Why would an amoralist choose to act against their own self/intersest happiness? Given complete freedom of choice without moralistics constraints why wouldn't you choose the course that always makes you the most happy?

I'm not saying self interest is how people "ought" to act, I'm saying that's how the "would" act. Hence no morality is needed.
Free Soviets
13-11-2004, 03:04
Why would an amoralist choose to act against their own self/intersest happiness? Given complete freedom of choice without moralistics constraints why wouldn't you choose the course that always makes you the most happy?

I'm not saying self interest is how people "ought" to act, I'm saying that's how the "would" act. Hence no morality is needed.

because they feel like it? because they've taken to making decisions based on a coin flip? who knows - they're amoralists, the standard human decision-making processes don't so much apply to them.

people make choices other than that which is most pleasurable or in their own self-interest quite regularly. if it is possible to act against your self-interest now, then i see nothing to prevent it among a population of amoralists. and nobody could argue them out of it or tell them it was wrong without invoking an ought statement. which only would make the person presenting the argument into a moralist, because the amoralist would still say "so what?" or maybe flip their coin to see if they would take up deciding things on the basis of self-interest.

#####

Problems to solve:
- A) In the forum discussion about amoralists, which method of making decisions does the reply suggest amoralists might adopt?
- B) List each distinct word or phrase that appears inside quotation marks in the forum discussion about amoralists.
- C) Retype the forum discussion about amoralists from "people make choices" up to and including "basis of self-interest.".

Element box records

#####

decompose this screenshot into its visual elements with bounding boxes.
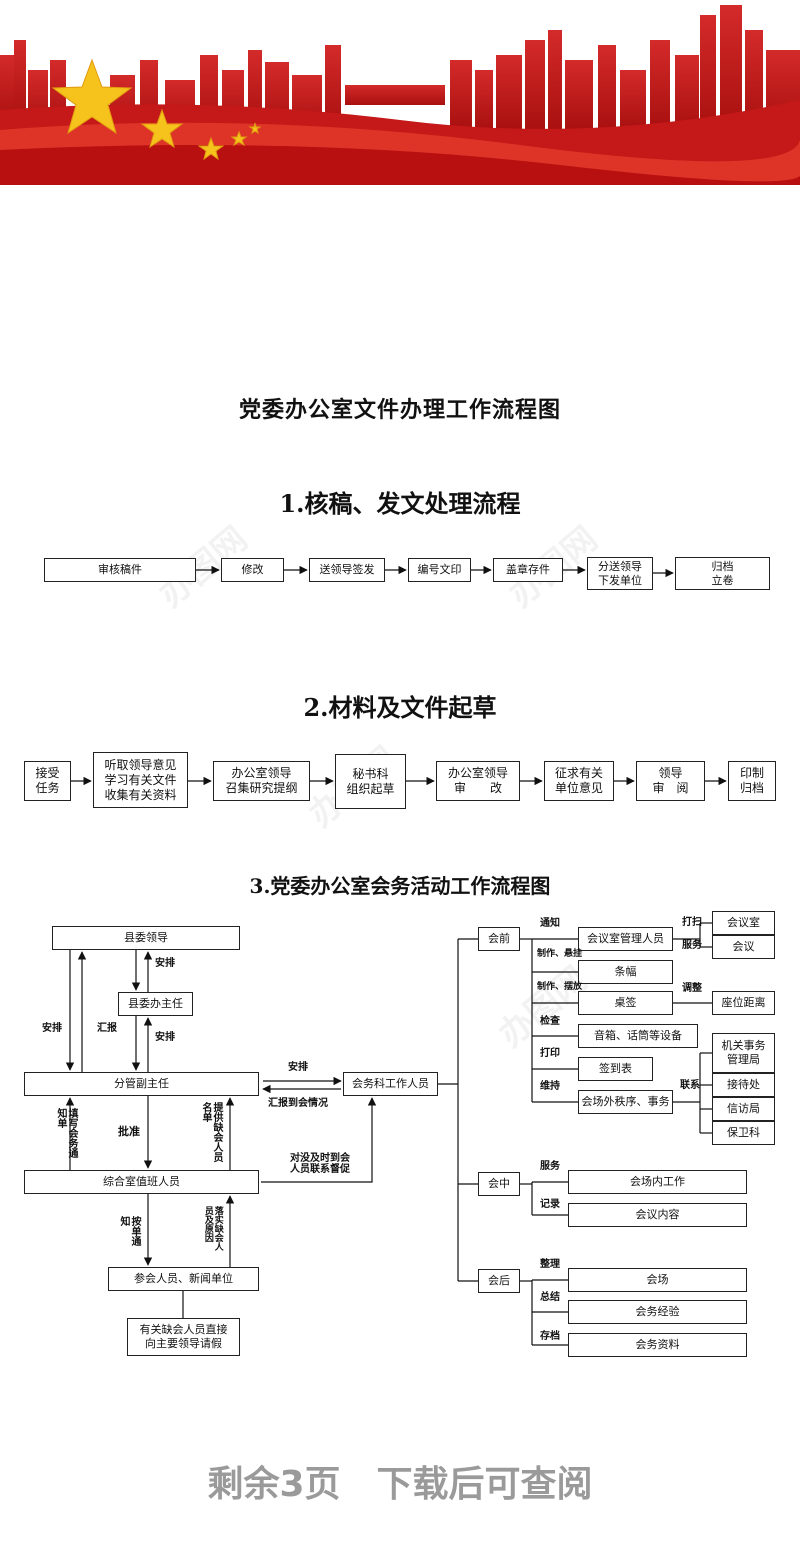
step-drafting: 秘书科 组织起草 [335,754,406,809]
deputy-director-box: 分管副主任 [24,1072,259,1096]
label-adjust: 调整 [682,983,702,994]
step-leader-sign: 送领导签发 [309,558,385,582]
label-arrange: 安排 [42,1023,62,1034]
order-box: 会场外秩序、事务 [578,1090,673,1114]
label-clean: 打扫 [682,917,702,928]
label-urge: 对没及时到会 人员联系督促 [290,1153,350,1175]
label-report-arrival: 汇报到会情况 [268,1098,328,1109]
label-serve: 服务 [540,1161,560,1172]
label-contact: 联系 [680,1080,700,1091]
step-distribute: 分送领导 下发单位 [587,557,653,590]
star-icons [51,58,262,161]
label-notify: 按单通知 [118,1216,140,1246]
office-director-box: 县委办主任 [118,992,193,1016]
meeting-room-box: 会议室 [712,911,775,935]
section3-heading: 3.党委办公室会务活动工作流程图 [249,874,551,898]
download-prompt[interactable]: 剩余3页 下载后可查阅 [207,1464,593,1505]
label-notify: 通知 [540,918,560,929]
step-seal-store: 盖章存件 [493,558,563,582]
step-revise: 修改 [221,558,284,582]
label-summarize: 总结 [540,1292,560,1303]
step-office-review: 办公室领导 审 改 [436,761,520,801]
step-review-draft: 审核稿件 [44,558,196,582]
section2-heading: 2.材料及文件起草 [303,693,497,722]
duty-staff-box: 综合室值班人员 [24,1170,259,1194]
meeting-staff-box: 会务科工作人员 [343,1072,438,1096]
label-arrange: 安排 [155,1032,175,1043]
admin-affairs-box: 机关事务 管理局 [712,1033,775,1073]
label-archive: 存档 [540,1331,560,1342]
step-gather-info: 听取领导意见 学习有关文件 收集有关资料 [93,752,188,808]
security-box: 保卫科 [712,1121,775,1145]
venue-box: 会场 [568,1268,747,1292]
meeting-content-box: 会议内容 [568,1203,747,1227]
label-arrange: 安排 [155,958,175,969]
label-approve: 批准 [118,1125,140,1138]
label-arrange: 安排 [288,1062,308,1073]
page-title: 党委办公室文件办理工作流程图 [238,397,561,423]
in-venue-work-box: 会场内工作 [568,1170,747,1194]
county-leader-box: 县委领导 [52,926,240,950]
absent-leave-box: 有关缺会人员直接 向主要领导请假 [127,1318,240,1356]
meeting-box: 会议 [712,935,775,959]
attendees-box: 参会人员、新闻单位 [108,1267,259,1291]
banner-box: 条幅 [578,960,673,984]
label-record: 记录 [540,1199,560,1210]
phase-during: 会中 [478,1172,520,1196]
label-provide-absent: 提供缺会人员名单 [200,1102,222,1162]
reception-box: 接待处 [712,1073,775,1097]
seat-distance-box: 座位距离 [712,991,775,1015]
label-check: 检查 [540,1016,560,1027]
phase-before: 会前 [478,927,520,951]
label-make-hang: 制作、悬挂 [537,949,583,959]
label-report: 汇报 [97,1023,117,1034]
label-serve: 服务 [682,940,702,951]
room-manager-box: 会议室管理人员 [578,927,673,951]
label-print: 打印 [540,1048,560,1059]
label-maintain: 维持 [540,1081,560,1092]
petition-box: 信访局 [712,1097,775,1121]
section1-heading: 1.核稿、发文处理流程 [279,489,521,518]
phase-after: 会后 [478,1269,520,1293]
step-consult: 征求有关 单位意见 [544,761,614,801]
label-verify-absent: 落实缺会人员及原因 [202,1206,223,1251]
step-outline: 办公室领导 召集研究提纲 [213,761,310,801]
step-number-print: 编号文印 [408,558,471,582]
materials-box: 会务资料 [568,1333,747,1357]
label-tidy: 整理 [540,1259,560,1270]
step-leader-read: 领导 审 阅 [636,761,705,801]
step-accept-task: 接受 任务 [24,761,71,801]
header-banner [0,0,800,185]
label-fill-notice: 填写会务通知单 [55,1108,77,1158]
name-card-box: 桌签 [578,991,673,1015]
equipment-box: 音箱、话筒等设备 [578,1024,698,1048]
experience-box: 会务经验 [568,1300,747,1324]
step-archive: 归档 立卷 [675,557,770,590]
step-print-archive: 印制 归档 [728,761,776,801]
sign-in-box: 签到表 [578,1057,653,1081]
label-make-place: 制作、摆放 [537,982,583,992]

#####

Expected results:
- A) Flipping a coin.

- B) ought; would; so what?

- C)
people make choices other than that which is most pleasurable or in their own self-interest quite regularly. if it is possible to act against your self-interest now, then i see nothing to prevent it among a population of amoralists. and nobody could argue them out of it or tell them it was wrong without invoking an ought statement. which only would make the person presenting the argument into a moralist, because the amoralist would still say "so what?" or maybe flip their coin to see if they would take up deciding things on the basis of self-interest.